- Brief: In the data below, find every line with the string "content" and pull it out.

══ The records ══

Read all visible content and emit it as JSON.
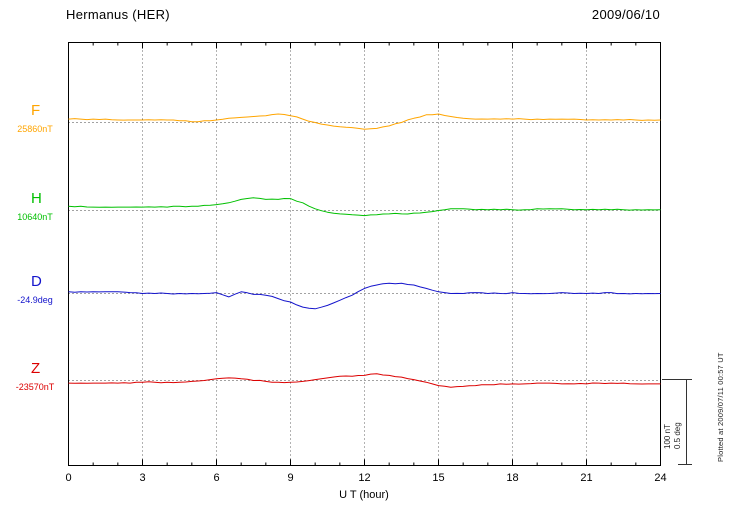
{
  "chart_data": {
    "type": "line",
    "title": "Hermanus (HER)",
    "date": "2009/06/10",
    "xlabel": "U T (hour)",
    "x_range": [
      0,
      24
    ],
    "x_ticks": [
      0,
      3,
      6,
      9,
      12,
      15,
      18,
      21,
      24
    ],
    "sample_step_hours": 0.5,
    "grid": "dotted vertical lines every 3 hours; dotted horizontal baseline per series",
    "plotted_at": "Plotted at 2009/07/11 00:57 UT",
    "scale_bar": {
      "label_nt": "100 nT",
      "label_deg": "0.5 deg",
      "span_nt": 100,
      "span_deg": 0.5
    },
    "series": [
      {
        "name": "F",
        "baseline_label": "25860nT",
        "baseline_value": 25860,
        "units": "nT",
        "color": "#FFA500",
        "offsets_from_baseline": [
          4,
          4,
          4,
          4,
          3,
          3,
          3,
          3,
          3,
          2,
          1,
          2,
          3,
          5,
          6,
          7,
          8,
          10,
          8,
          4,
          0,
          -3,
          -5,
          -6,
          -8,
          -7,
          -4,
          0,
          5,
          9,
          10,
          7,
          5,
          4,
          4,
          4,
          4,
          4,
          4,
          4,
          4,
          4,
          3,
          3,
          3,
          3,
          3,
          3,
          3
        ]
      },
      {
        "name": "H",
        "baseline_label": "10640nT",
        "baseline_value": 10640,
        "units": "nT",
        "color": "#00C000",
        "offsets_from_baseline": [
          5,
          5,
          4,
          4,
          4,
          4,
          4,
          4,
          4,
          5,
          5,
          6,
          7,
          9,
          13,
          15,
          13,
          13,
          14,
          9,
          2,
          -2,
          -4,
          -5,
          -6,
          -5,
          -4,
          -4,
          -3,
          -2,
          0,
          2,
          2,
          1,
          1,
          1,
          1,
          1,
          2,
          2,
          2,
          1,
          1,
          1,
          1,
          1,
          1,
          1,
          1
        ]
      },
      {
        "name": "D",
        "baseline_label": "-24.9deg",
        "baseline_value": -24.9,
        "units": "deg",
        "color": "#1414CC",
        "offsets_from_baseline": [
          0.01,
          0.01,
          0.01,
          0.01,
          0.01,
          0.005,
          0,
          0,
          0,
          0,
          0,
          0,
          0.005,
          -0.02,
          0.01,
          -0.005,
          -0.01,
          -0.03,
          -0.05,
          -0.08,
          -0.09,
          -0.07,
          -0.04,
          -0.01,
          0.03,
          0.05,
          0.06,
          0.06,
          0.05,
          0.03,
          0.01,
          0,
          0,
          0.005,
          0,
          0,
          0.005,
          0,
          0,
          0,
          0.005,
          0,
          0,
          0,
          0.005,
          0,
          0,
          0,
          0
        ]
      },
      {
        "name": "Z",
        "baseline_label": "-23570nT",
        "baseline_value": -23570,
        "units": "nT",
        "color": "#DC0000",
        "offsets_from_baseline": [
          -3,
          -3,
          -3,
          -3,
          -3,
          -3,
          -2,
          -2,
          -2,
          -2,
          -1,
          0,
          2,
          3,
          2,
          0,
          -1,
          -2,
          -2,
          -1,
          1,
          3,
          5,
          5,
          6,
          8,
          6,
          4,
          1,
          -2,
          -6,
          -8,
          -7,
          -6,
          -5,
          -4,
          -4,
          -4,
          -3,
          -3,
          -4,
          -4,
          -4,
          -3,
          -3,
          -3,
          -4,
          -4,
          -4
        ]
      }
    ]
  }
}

═══
══ The records ══

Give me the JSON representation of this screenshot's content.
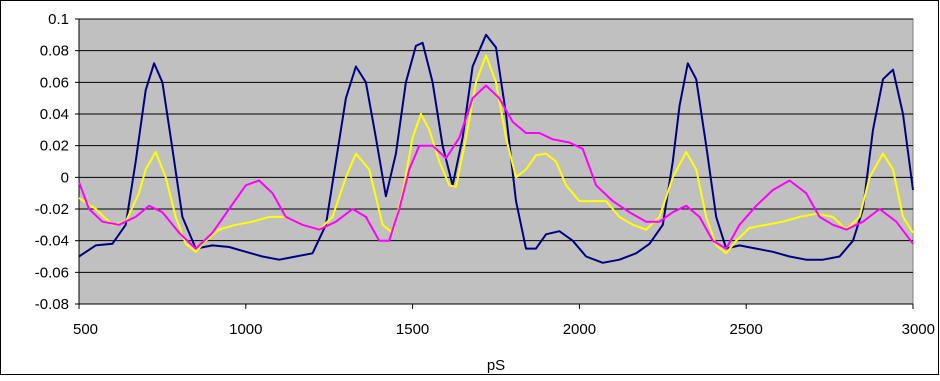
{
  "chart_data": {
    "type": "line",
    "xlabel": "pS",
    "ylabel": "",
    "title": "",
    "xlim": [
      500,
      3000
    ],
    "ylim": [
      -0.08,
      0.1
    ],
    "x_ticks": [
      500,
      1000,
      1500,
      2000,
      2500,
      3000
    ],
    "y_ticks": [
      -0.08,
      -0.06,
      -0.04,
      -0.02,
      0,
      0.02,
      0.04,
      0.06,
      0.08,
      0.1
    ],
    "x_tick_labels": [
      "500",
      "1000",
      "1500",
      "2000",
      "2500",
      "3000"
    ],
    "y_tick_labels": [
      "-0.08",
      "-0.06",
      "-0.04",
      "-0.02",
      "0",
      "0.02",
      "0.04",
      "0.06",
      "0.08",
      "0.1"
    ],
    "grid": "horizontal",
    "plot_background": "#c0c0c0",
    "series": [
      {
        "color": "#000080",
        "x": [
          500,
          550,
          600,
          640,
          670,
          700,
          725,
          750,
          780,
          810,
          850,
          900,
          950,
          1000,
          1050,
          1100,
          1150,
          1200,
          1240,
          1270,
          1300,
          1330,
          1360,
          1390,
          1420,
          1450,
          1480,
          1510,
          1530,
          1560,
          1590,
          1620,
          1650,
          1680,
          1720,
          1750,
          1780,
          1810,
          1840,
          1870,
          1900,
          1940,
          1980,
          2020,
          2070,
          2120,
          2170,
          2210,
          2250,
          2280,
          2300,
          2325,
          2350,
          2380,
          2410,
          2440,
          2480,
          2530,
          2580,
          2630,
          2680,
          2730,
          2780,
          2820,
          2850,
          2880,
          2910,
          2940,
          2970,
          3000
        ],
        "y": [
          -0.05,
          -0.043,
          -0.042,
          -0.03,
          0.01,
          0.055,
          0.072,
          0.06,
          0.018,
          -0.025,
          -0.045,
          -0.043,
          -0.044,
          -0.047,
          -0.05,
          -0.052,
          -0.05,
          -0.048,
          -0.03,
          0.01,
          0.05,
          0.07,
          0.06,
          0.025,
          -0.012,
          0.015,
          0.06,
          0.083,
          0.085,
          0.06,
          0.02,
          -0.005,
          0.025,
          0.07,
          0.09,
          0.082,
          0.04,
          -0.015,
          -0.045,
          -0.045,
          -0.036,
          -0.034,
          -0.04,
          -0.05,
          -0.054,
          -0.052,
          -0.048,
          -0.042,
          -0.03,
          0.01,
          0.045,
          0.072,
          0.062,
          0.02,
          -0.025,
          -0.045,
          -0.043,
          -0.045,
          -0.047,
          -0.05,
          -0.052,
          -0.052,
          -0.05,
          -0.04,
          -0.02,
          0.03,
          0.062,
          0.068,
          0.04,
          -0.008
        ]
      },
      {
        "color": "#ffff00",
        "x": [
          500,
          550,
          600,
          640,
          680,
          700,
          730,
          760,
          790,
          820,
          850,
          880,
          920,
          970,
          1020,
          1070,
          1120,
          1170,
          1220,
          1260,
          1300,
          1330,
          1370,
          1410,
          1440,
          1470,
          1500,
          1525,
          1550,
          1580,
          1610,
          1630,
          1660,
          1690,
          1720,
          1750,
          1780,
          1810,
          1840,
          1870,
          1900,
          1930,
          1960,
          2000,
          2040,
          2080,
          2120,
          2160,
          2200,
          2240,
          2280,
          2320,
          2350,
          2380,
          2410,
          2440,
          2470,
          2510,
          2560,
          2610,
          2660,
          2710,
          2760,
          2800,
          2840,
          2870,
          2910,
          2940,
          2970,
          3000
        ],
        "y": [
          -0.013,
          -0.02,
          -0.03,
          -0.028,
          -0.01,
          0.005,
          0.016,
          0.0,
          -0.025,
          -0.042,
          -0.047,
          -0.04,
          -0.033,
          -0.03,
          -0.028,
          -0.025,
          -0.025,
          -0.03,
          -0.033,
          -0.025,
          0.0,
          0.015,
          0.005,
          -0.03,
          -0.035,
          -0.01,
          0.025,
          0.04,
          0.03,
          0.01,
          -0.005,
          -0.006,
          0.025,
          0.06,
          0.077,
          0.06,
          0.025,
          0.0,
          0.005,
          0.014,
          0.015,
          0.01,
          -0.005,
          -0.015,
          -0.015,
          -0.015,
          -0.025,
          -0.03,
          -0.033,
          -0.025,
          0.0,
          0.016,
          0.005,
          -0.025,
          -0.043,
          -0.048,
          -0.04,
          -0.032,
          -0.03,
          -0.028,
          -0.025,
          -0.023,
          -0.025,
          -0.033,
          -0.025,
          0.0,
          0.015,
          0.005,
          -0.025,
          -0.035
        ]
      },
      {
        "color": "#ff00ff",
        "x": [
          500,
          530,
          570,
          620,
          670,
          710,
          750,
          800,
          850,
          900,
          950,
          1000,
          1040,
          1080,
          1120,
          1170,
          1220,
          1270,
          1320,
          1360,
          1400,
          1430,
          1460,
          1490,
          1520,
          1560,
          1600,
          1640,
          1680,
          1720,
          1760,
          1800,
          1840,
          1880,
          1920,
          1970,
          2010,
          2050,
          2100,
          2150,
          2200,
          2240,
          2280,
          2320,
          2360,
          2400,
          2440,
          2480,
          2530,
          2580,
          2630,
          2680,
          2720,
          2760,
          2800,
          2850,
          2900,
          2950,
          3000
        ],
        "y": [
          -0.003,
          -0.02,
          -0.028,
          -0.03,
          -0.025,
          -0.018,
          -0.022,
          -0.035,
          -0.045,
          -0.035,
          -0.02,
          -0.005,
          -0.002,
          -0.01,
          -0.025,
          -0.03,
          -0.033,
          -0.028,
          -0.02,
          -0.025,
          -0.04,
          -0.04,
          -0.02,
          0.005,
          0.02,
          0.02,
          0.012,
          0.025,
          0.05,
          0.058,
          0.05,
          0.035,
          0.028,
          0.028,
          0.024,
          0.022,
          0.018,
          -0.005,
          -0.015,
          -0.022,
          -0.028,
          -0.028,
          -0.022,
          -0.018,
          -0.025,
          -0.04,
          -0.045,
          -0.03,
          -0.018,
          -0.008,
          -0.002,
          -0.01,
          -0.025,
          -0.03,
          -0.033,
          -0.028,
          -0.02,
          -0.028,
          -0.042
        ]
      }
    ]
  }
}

═══

- Solution for this problem:
Read all visible content and emit it as JSON.
Give me the JSON representation of this screenshot's content.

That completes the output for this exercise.